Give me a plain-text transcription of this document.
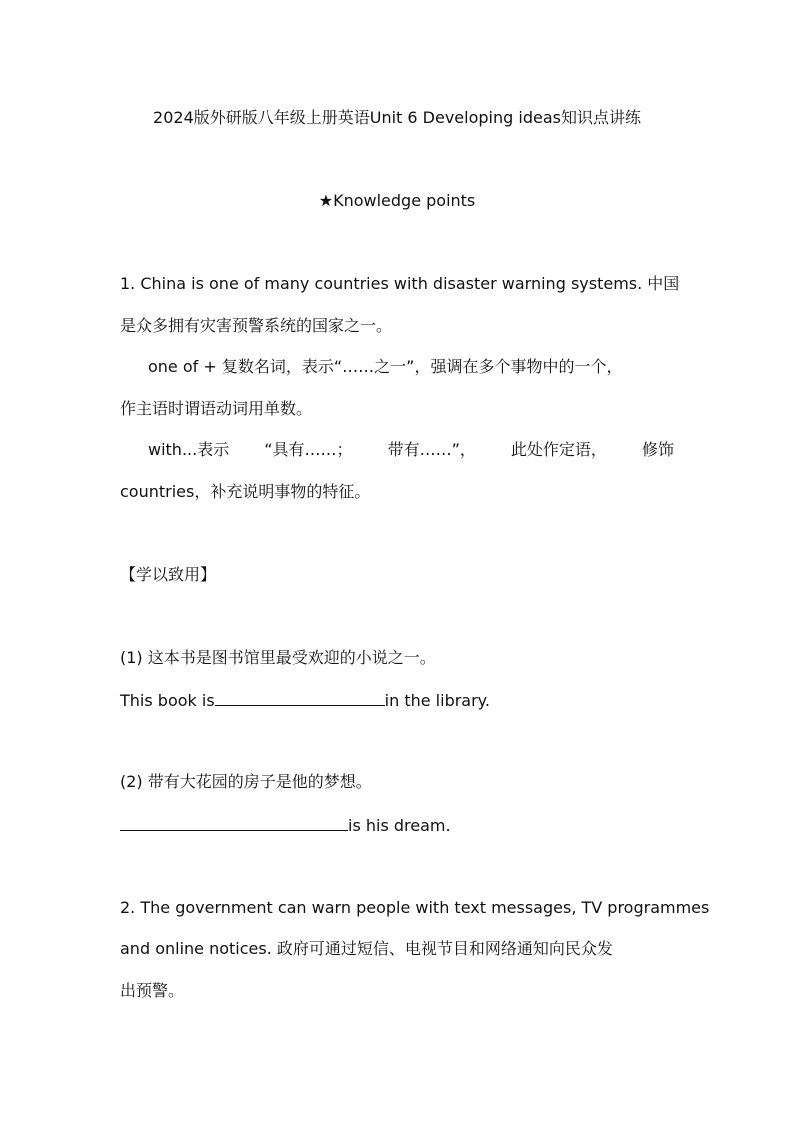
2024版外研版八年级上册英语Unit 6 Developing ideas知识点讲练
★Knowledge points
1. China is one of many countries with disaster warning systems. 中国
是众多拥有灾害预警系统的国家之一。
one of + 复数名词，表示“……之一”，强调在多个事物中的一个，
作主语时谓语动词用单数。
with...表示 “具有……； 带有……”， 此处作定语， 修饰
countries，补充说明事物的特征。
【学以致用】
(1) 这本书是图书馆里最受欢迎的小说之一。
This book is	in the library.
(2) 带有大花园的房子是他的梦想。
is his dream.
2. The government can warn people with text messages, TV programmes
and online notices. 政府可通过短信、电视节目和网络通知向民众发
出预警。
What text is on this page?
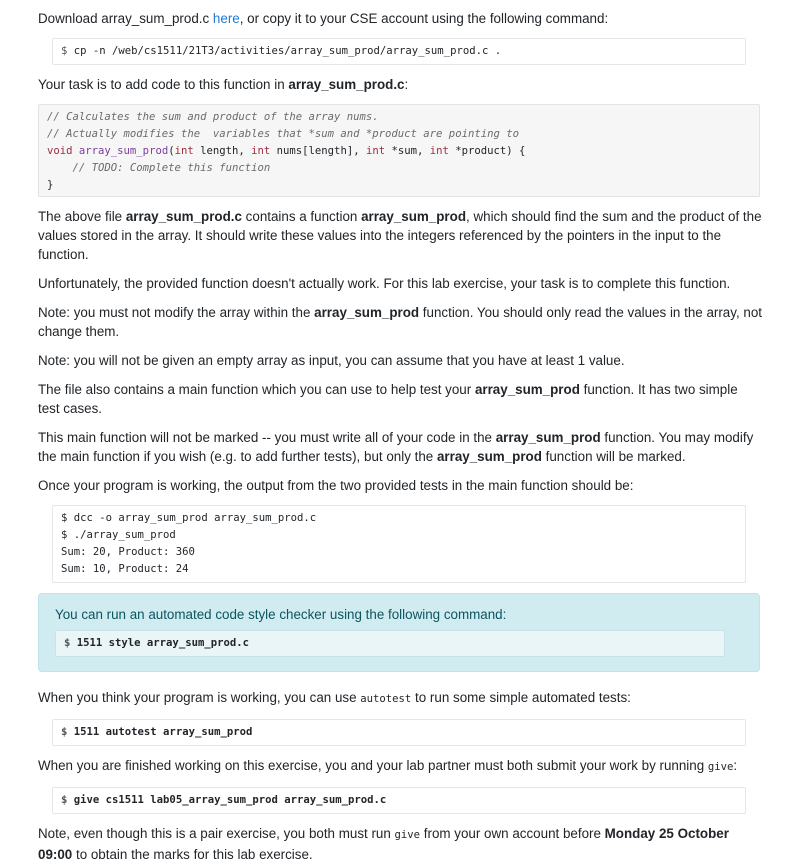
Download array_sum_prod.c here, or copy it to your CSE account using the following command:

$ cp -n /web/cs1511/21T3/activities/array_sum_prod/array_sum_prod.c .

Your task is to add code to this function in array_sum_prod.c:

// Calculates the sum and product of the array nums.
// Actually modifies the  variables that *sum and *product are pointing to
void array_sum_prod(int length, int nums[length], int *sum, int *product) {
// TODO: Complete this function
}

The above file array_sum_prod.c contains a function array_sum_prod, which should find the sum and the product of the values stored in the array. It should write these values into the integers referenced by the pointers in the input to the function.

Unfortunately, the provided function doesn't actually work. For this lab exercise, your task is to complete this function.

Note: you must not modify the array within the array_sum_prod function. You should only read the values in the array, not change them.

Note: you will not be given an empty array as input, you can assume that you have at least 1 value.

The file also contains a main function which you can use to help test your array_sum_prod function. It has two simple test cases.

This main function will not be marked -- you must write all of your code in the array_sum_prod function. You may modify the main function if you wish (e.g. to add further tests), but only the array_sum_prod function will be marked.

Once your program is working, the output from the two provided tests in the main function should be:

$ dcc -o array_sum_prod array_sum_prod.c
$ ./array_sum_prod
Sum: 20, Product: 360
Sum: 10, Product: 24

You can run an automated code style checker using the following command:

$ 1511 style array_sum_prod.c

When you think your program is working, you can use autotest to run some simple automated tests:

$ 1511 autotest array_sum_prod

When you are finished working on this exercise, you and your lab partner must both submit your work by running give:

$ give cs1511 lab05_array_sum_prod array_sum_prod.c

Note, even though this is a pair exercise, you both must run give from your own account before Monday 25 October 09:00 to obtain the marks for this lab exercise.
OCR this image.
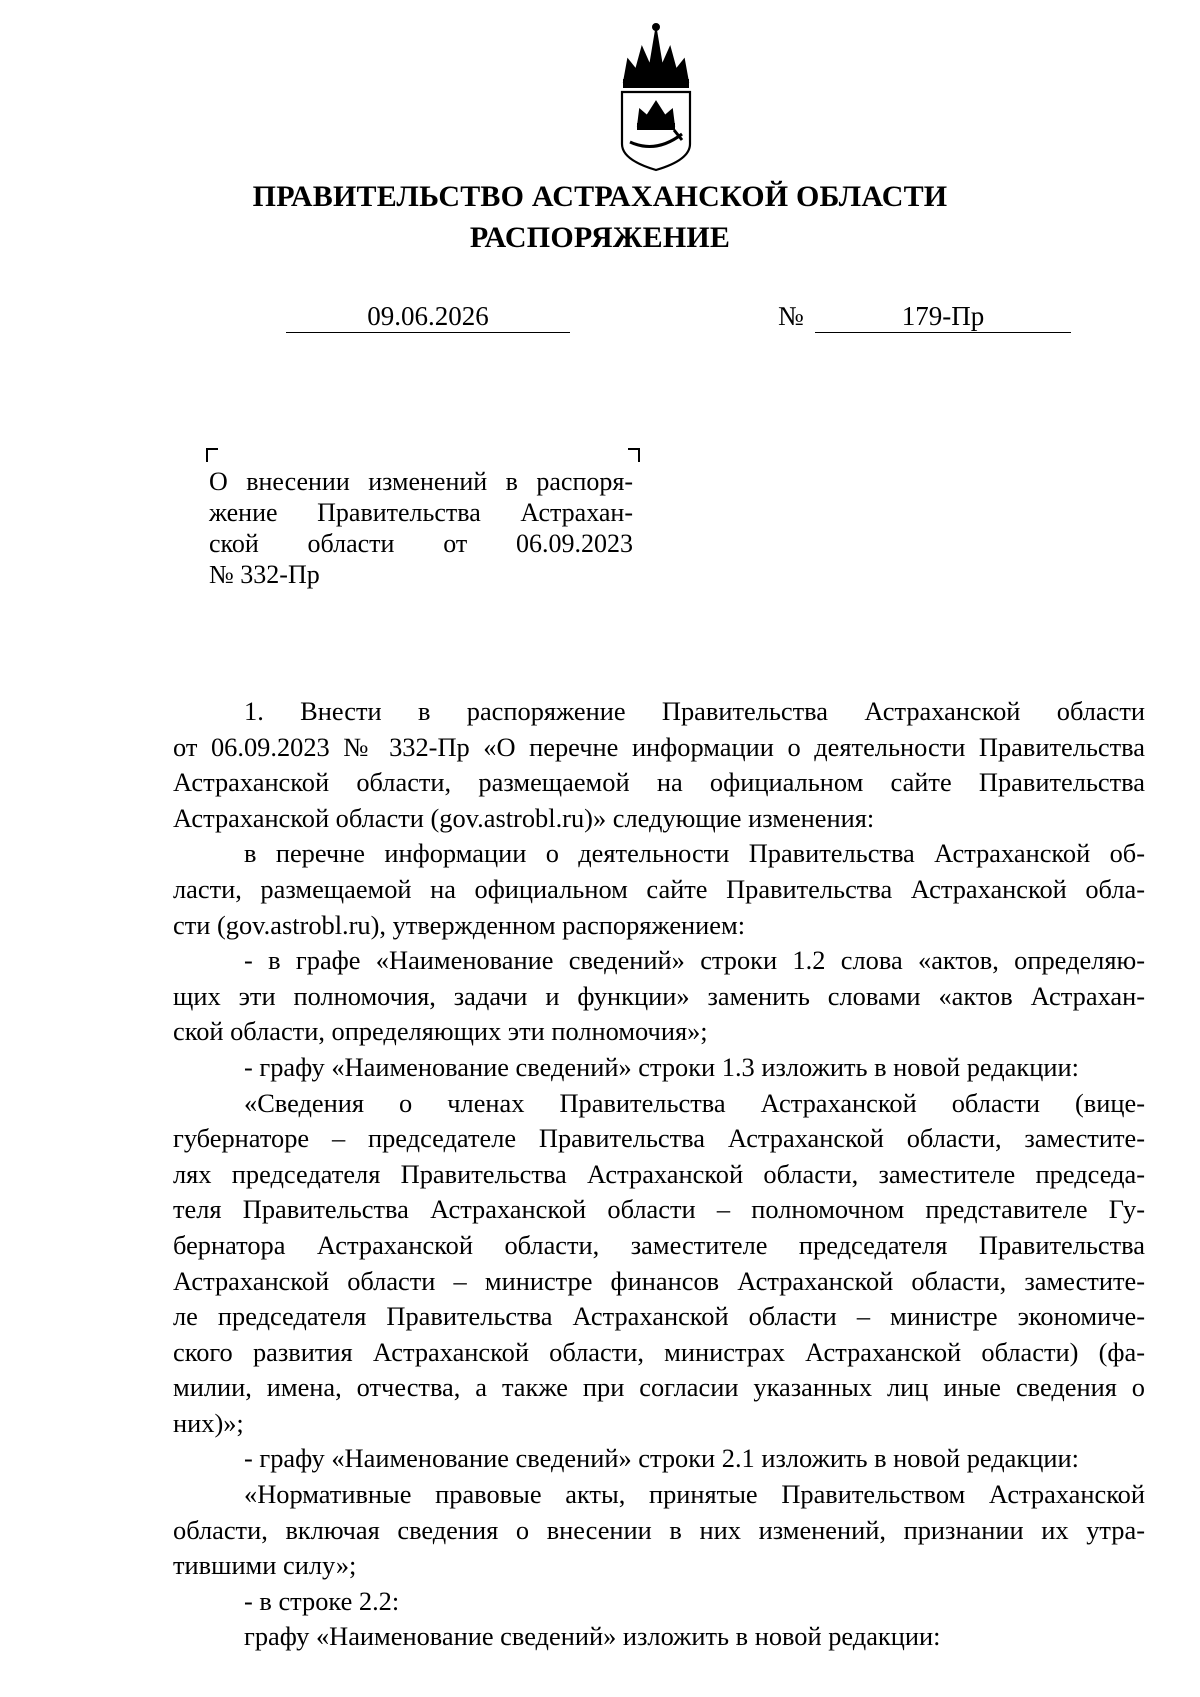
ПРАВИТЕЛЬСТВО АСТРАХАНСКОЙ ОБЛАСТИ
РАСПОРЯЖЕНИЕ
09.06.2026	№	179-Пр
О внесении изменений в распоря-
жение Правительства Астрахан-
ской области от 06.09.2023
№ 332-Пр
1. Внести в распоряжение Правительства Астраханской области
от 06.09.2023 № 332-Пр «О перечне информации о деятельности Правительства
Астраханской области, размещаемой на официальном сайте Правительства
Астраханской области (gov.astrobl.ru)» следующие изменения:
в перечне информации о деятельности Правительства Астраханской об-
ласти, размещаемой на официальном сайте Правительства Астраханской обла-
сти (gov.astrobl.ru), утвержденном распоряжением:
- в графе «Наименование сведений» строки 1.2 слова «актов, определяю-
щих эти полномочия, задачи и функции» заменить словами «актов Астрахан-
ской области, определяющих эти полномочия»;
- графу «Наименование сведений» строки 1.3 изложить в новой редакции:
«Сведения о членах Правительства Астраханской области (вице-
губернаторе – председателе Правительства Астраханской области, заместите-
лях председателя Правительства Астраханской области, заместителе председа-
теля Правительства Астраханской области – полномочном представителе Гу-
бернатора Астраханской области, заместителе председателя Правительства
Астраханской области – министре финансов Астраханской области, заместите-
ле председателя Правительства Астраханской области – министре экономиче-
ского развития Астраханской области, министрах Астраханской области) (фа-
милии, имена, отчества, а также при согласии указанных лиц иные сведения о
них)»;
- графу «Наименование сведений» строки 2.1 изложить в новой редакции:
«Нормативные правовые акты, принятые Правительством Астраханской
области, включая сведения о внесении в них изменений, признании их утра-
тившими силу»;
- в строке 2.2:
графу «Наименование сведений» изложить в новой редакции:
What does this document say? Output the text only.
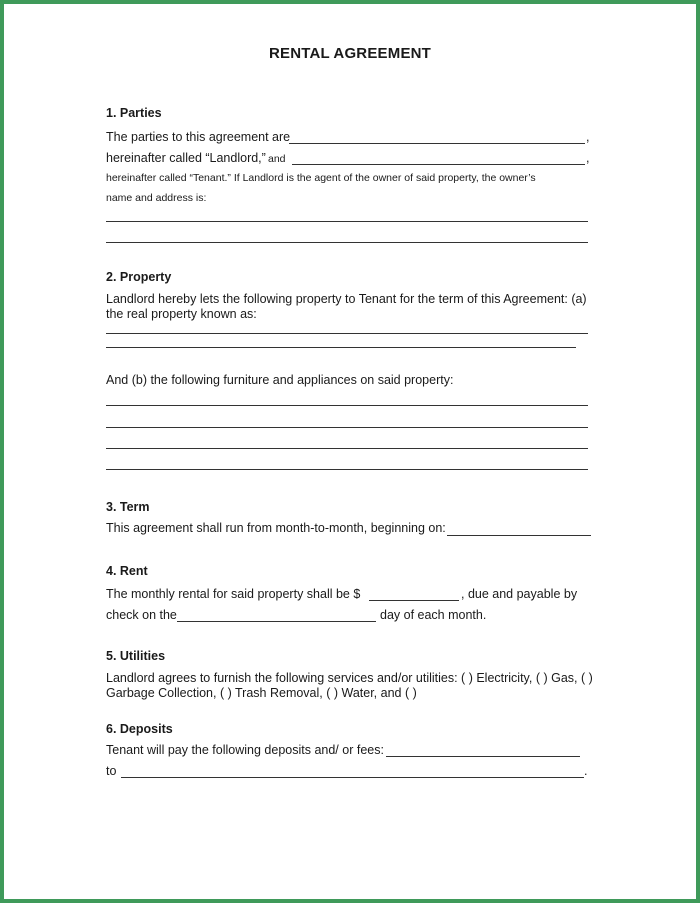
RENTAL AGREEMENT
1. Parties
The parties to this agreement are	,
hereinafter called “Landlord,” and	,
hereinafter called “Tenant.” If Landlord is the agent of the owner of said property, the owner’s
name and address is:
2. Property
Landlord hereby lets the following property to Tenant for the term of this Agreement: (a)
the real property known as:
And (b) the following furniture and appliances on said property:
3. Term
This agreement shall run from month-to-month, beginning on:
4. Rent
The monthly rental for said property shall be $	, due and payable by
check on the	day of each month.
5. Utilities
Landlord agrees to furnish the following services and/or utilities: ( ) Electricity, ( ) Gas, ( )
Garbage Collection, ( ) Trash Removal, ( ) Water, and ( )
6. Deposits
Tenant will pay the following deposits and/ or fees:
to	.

════════════════════

◆ What you have to do ◆
Looking at the records above, work out how many lines include the word "modify", then give that number by itself.

◆ The answer ◆
2